EXERCISE: Lines containing the string "xlabel" are to be counted. Write only how many there are.

........

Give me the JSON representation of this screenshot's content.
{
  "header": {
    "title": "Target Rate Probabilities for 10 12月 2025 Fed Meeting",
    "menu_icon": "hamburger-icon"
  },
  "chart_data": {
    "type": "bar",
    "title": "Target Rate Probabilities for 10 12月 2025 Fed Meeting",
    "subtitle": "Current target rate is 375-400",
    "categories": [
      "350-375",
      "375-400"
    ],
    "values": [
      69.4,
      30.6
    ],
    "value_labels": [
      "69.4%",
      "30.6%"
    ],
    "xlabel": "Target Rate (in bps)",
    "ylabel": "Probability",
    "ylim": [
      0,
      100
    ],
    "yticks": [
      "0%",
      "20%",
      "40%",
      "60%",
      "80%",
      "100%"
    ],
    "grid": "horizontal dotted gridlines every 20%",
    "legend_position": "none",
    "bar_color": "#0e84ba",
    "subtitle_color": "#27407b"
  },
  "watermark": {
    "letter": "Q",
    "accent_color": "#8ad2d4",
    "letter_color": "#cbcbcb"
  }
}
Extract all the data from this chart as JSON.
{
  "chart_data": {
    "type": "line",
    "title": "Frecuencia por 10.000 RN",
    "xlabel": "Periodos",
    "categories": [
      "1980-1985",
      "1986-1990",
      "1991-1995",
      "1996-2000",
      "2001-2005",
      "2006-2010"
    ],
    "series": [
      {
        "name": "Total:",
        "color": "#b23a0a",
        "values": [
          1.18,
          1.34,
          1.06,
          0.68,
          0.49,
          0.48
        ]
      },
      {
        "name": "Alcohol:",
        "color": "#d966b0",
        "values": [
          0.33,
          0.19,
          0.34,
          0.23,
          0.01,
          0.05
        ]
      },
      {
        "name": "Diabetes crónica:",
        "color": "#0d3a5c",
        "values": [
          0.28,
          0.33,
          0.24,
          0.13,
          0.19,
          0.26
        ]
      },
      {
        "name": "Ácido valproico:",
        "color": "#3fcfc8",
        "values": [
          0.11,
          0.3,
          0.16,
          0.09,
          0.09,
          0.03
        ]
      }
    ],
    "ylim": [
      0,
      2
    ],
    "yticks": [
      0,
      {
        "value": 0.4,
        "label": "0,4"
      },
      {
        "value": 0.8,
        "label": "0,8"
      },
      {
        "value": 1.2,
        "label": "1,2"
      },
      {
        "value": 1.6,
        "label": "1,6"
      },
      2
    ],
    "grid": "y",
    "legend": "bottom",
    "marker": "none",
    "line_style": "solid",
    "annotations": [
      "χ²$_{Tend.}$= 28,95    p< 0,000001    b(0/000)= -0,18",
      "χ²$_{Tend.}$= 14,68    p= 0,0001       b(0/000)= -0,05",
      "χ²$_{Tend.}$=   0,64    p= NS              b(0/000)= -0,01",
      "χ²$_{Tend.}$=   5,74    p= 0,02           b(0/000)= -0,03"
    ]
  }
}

........

FINAL ANSWER: 2